═══ 選んだ抜粋

クルシャ君は増やした毛に空気を含んで暖かそうにしております。






それでも触れると、表面はさすがに冷たい。

飼主が幼稚園の頃ですから三、四歳の時分に、ありがちな大人の他愛の無い
嘘を信じて損をした記憶が、辿ってみると全くの間違いであったことを数年前
に知って、この幻惑と虚妄の根源、即ち営々と闘争を止めるべきではない相手という
のは徹底して自分に他ならないと確認したことがございます。記憶なんていうものは全く
信用のなら無い物で、どのようにでも検閲され、上書きされ、あるいは茫漠と
した証拠しか残さない代物であって、記憶なんかを素材にしてストーリーを作った時点
で事実と完全に異なったものになる、というのは皆さんご存じの通り。






ある日、初めて「ぶりの照り焼き」なんてものを食べたのです。
幼い飼主は、このふわふわな食べ物は何かと周囲に聞いたら、あっさり魚だと
教えられた筈なのに、ここで騙されたあるいは嘘を吐かれた記憶があるわけです。

══════
═══ 表示された記録

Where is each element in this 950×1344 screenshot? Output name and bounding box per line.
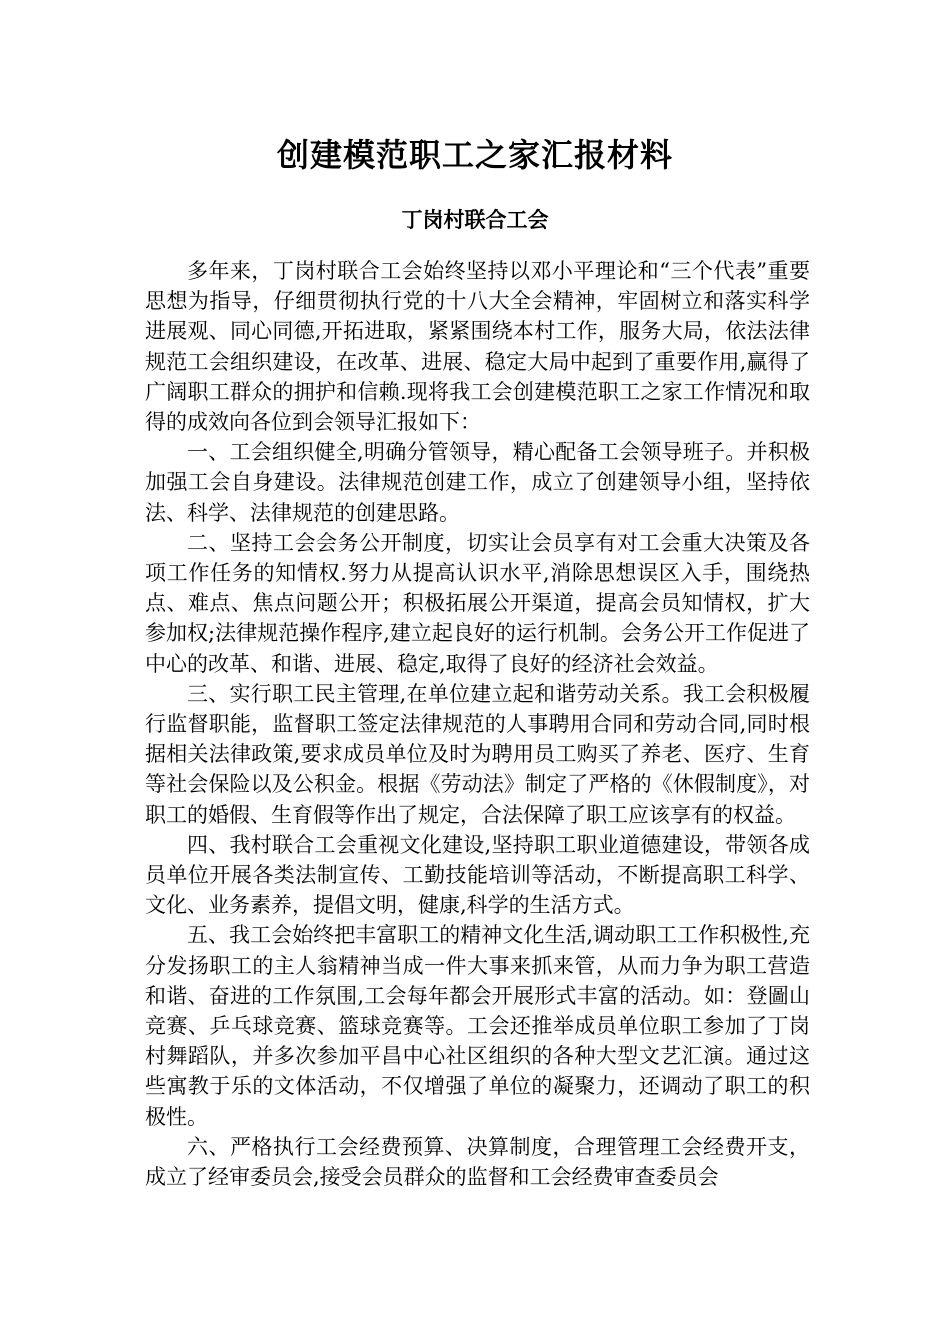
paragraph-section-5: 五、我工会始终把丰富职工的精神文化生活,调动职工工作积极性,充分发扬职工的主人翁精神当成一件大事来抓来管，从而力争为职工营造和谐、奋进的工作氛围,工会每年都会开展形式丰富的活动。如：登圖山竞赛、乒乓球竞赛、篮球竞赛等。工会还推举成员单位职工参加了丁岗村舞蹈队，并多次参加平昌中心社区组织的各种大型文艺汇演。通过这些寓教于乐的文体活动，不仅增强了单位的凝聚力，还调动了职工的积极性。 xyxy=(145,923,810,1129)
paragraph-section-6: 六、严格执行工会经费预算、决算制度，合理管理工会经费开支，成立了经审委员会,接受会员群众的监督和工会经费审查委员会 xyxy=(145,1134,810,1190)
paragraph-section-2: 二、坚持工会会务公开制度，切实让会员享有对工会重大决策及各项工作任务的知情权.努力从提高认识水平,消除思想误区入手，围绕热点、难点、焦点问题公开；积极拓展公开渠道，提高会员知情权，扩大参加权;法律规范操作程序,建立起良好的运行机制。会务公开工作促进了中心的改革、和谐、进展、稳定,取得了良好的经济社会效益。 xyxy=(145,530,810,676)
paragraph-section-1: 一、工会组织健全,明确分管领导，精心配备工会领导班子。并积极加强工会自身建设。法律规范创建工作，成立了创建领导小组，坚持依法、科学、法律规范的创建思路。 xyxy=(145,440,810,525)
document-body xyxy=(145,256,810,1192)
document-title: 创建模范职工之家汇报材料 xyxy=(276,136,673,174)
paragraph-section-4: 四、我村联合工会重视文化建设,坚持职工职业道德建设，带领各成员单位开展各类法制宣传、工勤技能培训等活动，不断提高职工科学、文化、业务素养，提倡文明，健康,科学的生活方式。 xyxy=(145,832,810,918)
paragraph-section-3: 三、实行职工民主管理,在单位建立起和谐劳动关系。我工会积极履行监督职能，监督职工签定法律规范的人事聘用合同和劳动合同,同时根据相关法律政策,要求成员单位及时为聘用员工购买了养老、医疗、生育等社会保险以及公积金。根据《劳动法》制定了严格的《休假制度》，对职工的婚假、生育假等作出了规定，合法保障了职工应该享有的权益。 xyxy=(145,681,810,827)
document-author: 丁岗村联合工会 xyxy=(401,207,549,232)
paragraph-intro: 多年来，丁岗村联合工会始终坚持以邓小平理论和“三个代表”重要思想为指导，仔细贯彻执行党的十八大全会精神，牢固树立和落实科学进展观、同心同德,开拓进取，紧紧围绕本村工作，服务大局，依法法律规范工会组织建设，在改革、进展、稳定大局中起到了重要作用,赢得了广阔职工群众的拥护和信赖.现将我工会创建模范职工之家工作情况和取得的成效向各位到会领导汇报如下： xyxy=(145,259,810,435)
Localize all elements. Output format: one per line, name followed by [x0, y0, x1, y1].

══════

指示:
記憶をめぐる文章を、最後の文の後から書き進めてください。 記録はここでは使わない。

出力結果:
辿ってみると、誰も嘘を吐いていない。なぜかその時、飼主は

「そのふわふわの食べ物はリスのしっぽだよ」と教わった記憶がある。

そこで納得して、ふわふわなものは美味しくて暖かくて云々なんていう観念連合
の戸棚に「ぶりの照り焼き」をしまい込んで、後にこのガラクタの記憶を引っ張り出し
ては、子供だと思ってひどい嘘を教える大人がいたものだと義憤を感じた期間が
あったわけです。しかし、違った。






リスの尻尾を持ち出すこと自体、幼児の発想。
自分で引っ張り出してきて思い込んだ間違いを、悪い大人のせいにしていたわけで、
ある意味思い込みと幻想性の強い飼主の傾向が起こした虚妄に過ぎなかったのです。


自分を良く見て、歪んだ記憶でも自律の裁きにかけていきたい。
あまりに無反省だと、間違いを他人から指摘されても幻想に逃げ込む、みっともない
ことになりますからね。ふわふわな食べ物がクルシャ君の尻尾みたいに暖かくて
甘い感じでも。






水のソーテール4: 酒神の血 サンギス・バッキウス (うるたやBOOKS)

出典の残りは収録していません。